What you will do:
Please reproduce the lines below word for word, from the very first line through the line containing "The straight line 67 is at (990, 212).", including both of those lines.

-*-

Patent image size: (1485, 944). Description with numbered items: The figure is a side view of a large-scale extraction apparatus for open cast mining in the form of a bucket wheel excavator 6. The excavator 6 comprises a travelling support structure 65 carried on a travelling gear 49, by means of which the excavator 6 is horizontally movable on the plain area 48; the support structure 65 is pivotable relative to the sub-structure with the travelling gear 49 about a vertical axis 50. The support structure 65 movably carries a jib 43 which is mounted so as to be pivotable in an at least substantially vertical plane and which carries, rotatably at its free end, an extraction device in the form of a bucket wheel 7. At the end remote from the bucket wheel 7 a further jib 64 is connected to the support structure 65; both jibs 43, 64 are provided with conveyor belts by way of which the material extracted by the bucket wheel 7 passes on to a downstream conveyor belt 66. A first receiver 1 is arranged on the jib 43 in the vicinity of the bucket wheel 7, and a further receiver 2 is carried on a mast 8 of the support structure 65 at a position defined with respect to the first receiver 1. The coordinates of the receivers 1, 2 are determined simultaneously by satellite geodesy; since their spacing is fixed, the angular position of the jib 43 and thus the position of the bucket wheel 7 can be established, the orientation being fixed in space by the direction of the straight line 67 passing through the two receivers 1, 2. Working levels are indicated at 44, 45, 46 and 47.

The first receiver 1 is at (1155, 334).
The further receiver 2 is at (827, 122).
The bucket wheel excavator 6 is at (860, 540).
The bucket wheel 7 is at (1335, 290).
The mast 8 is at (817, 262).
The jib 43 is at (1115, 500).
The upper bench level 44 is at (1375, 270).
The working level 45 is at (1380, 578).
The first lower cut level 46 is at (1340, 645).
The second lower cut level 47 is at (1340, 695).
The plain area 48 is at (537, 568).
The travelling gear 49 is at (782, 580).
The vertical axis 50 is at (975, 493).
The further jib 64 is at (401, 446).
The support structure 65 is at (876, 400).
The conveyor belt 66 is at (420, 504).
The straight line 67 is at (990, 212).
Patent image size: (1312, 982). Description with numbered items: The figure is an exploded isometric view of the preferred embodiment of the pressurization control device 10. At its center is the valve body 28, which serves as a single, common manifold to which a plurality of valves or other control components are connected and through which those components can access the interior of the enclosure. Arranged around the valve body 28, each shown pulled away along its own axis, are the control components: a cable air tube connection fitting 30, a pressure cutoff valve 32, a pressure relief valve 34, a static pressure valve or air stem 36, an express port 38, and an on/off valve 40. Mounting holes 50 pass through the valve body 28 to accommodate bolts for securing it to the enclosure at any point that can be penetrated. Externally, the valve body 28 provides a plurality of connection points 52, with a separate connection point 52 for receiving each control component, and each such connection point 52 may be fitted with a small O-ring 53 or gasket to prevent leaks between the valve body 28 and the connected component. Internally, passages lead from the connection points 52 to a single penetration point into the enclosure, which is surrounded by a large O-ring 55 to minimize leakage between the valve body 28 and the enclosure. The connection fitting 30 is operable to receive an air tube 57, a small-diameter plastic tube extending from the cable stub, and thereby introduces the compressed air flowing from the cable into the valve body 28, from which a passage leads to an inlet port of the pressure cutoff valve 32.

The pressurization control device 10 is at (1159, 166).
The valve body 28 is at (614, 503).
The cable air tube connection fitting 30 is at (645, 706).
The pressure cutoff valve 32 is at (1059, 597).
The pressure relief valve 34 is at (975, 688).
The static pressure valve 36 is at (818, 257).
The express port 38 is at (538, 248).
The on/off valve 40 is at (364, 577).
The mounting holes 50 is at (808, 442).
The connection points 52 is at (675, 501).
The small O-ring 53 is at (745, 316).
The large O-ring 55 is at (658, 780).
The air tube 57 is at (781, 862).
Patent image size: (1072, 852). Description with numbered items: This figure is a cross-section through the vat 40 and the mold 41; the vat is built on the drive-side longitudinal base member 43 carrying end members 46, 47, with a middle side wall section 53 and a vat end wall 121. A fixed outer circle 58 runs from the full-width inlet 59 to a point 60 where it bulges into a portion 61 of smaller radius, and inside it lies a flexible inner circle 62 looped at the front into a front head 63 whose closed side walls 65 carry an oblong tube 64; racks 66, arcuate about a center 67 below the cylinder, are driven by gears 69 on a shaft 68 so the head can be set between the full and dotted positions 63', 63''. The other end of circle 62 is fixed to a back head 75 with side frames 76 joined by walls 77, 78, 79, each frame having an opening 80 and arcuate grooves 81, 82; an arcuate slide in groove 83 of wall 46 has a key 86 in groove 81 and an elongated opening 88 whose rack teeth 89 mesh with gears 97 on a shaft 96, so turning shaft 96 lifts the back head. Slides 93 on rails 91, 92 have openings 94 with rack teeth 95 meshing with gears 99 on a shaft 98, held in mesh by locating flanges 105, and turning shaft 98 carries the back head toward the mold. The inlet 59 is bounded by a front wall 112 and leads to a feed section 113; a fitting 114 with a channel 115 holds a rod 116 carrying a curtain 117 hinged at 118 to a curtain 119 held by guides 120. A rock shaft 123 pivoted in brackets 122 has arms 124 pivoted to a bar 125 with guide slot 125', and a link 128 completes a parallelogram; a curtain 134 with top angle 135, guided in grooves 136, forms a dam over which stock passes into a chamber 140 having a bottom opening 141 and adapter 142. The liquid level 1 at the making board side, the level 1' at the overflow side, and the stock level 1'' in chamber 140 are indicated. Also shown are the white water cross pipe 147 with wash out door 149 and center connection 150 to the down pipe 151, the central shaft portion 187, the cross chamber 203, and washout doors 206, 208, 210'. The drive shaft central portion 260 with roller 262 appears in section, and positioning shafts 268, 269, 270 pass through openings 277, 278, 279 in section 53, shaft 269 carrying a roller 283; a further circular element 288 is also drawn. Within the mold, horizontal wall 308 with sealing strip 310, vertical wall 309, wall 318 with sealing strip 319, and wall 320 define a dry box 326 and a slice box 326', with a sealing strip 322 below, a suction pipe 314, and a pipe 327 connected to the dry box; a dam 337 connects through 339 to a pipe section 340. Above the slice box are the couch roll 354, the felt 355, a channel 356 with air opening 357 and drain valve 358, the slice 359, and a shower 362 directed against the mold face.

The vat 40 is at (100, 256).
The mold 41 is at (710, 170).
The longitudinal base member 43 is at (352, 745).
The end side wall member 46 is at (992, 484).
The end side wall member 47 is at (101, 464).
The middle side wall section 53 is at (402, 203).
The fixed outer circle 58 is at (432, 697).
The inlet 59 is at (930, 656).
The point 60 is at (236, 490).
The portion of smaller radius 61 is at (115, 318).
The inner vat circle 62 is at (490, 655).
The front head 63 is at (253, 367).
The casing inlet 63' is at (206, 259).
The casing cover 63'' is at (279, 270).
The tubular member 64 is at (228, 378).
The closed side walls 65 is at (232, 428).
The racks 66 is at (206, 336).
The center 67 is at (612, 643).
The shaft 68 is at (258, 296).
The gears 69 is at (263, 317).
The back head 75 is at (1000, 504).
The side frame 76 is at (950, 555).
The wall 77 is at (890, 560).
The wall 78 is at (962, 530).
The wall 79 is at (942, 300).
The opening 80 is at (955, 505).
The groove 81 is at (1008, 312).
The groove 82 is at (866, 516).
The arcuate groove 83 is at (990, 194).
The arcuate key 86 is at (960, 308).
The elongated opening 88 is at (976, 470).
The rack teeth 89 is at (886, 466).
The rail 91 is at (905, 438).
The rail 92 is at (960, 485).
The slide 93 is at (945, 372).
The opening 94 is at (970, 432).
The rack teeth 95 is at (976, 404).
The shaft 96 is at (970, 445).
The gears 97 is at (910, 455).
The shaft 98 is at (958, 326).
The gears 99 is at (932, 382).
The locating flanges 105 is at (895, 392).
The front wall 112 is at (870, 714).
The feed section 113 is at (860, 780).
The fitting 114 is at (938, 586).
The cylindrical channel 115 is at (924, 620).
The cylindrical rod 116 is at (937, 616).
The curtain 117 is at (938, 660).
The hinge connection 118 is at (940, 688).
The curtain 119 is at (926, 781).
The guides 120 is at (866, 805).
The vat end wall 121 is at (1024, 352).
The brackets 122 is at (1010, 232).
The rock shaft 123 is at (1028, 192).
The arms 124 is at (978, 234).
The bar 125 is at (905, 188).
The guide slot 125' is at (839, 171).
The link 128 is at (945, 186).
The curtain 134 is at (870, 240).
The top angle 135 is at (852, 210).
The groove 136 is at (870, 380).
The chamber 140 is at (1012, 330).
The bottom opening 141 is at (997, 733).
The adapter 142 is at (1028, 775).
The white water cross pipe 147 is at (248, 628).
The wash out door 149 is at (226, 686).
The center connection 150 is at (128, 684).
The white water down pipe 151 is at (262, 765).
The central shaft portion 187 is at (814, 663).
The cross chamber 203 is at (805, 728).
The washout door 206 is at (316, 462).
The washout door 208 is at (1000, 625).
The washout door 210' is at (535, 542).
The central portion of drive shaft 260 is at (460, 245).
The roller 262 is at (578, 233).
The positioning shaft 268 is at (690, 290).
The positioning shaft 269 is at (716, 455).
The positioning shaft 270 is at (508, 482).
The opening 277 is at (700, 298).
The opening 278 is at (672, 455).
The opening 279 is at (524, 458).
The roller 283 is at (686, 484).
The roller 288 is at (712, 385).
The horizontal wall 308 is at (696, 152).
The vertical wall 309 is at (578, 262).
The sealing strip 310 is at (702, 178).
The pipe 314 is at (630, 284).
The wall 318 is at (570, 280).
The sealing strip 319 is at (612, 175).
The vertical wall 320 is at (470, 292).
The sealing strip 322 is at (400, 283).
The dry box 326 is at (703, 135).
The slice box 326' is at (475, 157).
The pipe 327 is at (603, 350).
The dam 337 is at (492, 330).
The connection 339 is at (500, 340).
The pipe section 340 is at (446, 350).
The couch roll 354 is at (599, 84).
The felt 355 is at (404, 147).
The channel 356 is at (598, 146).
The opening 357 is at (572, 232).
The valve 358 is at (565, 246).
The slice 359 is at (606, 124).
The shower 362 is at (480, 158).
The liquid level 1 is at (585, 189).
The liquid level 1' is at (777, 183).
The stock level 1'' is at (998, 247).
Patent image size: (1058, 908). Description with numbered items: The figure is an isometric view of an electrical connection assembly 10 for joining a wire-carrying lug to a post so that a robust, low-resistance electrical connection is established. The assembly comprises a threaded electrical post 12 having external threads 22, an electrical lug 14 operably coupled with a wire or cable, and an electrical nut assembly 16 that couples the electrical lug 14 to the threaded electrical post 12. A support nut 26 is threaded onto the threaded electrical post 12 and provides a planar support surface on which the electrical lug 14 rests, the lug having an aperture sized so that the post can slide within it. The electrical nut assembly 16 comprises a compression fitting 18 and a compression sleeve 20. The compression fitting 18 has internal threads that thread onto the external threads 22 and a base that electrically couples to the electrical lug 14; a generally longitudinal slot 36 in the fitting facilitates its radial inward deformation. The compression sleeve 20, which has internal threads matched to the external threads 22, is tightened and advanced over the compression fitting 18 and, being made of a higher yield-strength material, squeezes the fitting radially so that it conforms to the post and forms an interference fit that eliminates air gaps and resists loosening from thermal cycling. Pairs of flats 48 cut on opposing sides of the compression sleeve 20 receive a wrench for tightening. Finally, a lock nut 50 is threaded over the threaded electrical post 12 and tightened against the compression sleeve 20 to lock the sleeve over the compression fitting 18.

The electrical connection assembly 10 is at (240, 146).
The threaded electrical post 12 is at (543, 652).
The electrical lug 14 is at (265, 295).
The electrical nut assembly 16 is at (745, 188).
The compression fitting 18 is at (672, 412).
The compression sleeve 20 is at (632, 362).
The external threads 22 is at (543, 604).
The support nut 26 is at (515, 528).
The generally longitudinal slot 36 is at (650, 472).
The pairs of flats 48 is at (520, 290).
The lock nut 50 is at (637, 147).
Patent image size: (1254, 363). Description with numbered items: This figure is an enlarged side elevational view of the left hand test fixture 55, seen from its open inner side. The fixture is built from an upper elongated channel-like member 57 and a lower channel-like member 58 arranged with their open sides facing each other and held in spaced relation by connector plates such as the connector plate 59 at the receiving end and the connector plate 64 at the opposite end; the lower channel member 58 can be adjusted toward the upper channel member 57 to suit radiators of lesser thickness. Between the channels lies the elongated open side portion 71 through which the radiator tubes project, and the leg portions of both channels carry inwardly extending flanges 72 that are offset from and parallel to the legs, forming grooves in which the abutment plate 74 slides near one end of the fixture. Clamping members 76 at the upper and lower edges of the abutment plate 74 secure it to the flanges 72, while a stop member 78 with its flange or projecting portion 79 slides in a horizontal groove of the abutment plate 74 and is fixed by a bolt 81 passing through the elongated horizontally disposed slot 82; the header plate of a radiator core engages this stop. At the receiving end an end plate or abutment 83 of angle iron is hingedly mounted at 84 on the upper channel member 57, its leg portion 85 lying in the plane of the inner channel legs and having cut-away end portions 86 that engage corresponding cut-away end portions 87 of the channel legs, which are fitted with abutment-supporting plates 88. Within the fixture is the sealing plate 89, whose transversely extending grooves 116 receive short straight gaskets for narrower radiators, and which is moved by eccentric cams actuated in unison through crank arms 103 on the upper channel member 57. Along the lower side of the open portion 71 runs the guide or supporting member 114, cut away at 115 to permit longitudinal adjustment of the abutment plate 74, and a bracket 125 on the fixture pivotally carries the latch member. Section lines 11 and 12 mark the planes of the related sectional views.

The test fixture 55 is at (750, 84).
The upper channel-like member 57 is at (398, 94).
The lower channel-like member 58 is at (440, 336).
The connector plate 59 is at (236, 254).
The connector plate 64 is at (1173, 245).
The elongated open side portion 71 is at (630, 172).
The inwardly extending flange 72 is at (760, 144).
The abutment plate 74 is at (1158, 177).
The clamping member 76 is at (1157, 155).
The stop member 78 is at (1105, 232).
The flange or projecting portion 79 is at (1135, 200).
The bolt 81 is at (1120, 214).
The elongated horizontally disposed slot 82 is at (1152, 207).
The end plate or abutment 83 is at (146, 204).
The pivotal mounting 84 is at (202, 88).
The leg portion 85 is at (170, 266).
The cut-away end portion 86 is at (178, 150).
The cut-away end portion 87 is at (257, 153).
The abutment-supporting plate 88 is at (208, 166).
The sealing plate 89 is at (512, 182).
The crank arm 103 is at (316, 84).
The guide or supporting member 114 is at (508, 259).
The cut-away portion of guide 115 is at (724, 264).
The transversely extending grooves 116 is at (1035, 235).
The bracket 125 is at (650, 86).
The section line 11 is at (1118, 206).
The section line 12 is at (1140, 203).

-*-

Answer in full:
Patent image size: (1485, 944). Description with numbered items: The figure is a side view of a large-scale extraction apparatus for open cast mining in the form of a bucket wheel excavator 6. The excavator 6 comprises a travelling support structure 65 carried on a travelling gear 49, by means of which the excavator 6 is horizontally movable on the plain area 48; the support structure 65 is pivotable relative to the sub-structure with the travelling gear 49 about a vertical axis 50. The support structure 65 movably carries a jib 43 which is mounted so as to be pivotable in an at least substantially vertical plane and which carries, rotatably at its free end, an extraction device in the form of a bucket wheel 7. At the end remote from the bucket wheel 7 a further jib 64 is connected to the support structure 65; both jibs 43, 64 are provided with conveyor belts by way of which the material extracted by the bucket wheel 7 passes on to a downstream conveyor belt 66. A first receiver 1 is arranged on the jib 43 in the vicinity of the bucket wheel 7, and a further receiver 2 is carried on a mast 8 of the support structure 65 at a position defined with respect to the first receiver 1. The coordinates of the receivers 1, 2 are determined simultaneously by satellite geodesy; since their spacing is fixed, the angular position of the jib 43 and thus the position of the bucket wheel 7 can be established, the orientation being fixed in space by the direction of the straight line 67 passing through the two receivers 1, 2. Working levels are indicated at 44, 45, 46 and 47.

The first receiver 1 is at (1155, 334).
The further receiver 2 is at (827, 122).
The bucket wheel excavator 6 is at (860, 540).
The bucket wheel 7 is at (1335, 290).
The mast 8 is at (817, 262).
The jib 43 is at (1115, 500).
The upper bench level 44 is at (1375, 270).
The working level 45 is at (1380, 578).
The first lower cut level 46 is at (1340, 645).
The second lower cut level 47 is at (1340, 695).
The plain area 48 is at (537, 568).
The travelling gear 49 is at (782, 580).
The vertical axis 50 is at (975, 493).
The further jib 64 is at (401, 446).
The support structure 65 is at (876, 400).
The conveyor belt 66 is at (420, 504).
The straight line 67 is at (990, 212).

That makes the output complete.